Objective: Without skipping anything, write out each record below exactly.
══════════
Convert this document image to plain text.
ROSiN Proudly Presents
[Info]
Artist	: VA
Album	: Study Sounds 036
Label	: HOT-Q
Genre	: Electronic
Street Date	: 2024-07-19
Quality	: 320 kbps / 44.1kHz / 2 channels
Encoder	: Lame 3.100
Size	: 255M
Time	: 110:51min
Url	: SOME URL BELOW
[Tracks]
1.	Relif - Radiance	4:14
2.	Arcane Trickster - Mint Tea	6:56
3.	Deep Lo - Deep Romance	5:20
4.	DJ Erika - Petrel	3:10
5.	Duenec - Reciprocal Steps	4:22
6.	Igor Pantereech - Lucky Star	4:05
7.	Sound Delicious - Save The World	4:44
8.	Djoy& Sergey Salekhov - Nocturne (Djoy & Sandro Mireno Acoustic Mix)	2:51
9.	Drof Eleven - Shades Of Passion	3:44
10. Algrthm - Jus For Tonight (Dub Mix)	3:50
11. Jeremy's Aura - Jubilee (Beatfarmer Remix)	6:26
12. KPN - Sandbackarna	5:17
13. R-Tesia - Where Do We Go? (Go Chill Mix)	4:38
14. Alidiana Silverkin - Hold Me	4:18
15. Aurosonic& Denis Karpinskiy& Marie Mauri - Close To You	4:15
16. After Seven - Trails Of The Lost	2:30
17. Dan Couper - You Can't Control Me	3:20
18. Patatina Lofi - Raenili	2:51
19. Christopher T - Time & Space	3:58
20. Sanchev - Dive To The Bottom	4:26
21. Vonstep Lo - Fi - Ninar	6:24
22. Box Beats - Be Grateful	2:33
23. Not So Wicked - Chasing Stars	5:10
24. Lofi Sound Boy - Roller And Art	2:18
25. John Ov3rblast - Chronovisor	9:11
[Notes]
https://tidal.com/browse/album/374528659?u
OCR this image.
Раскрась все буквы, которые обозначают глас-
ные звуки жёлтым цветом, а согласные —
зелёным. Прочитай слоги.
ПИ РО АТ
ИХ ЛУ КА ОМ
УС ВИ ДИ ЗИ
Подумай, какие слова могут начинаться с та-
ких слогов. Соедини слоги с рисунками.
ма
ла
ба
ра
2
══════════
Output for this exercise:
Convert this document image to plain text.
ROSiN Proudly Presents
[Info]
Artist	: VA
Album	: Study Sounds 036
Label	: HOT-Q
Genre	: Electronic
Street Date	: 2024-07-19
Quality	: 320 kbps / 44.1kHz / 2 channels
Encoder	: Lame 3.100
Size	: 255M
Time	: 110:51min
Url	: SOME URL BELOW
[Tracks]
1.	Relif - Radiance	4:14
2.	Arcane Trickster - Mint Tea	6:56
3.	Deep Lo - Deep Romance	5:20
4.	DJ Erika - Petrel	3:10
5.	Duenec - Reciprocal Steps	4:22
6.	Igor Pantereech - Lucky Star	4:05
7.	Sound Delicious - Save The World	4:44
8.	Djoy& Sergey Salekhov - Nocturne (Djoy & Sandro Mireno Acoustic Mix)	2:51
9.	Drof Eleven - Shades Of Passion	3:44
10. Algrthm - Jus For Tonight (Dub Mix)	3:50
11. Jeremy's Aura - Jubilee (Beatfarmer Remix)	6:26
12. KPN - Sandbackarna	5:17
13. R-Tesia - Where Do We Go? (Go Chill Mix)	4:38
14. Alidiana Silverkin - Hold Me	4:18
15. Aurosonic& Denis Karpinskiy& Marie Mauri - Close To You	4:15
16. After Seven - Trails Of The Lost	2:30
17. Dan Couper - You Can't Control Me	3:20
18. Patatina Lofi - Raenili	2:51
19. Christopher T - Time & Space	3:58
20. Sanchev - Dive To The Bottom	4:26
21. Vonstep Lo - Fi - Ninar	6:24
22. Box Beats - Be Grateful	2:33
23. Not So Wicked - Chasing Stars	5:10
24. Lofi Sound Boy - Roller And Art	2:18
25. John Ov3rblast - Chronovisor	9:11
[Notes]
https://tidal.com/browse/album/374528659?u
OCR this image.
Раскрась все буквы, которые обозначают глас-
ные звуки жёлтым цветом, а согласные —
зелёным. Прочитай слоги.
ПИ РО АТ
ИХ ЛУ КА ОМ
УС ВИ ДИ ЗИ
Подумай, какие слова могут начинаться с та-
ких слогов. Соедини слоги с рисунками.
ма
ла
ба
ра
2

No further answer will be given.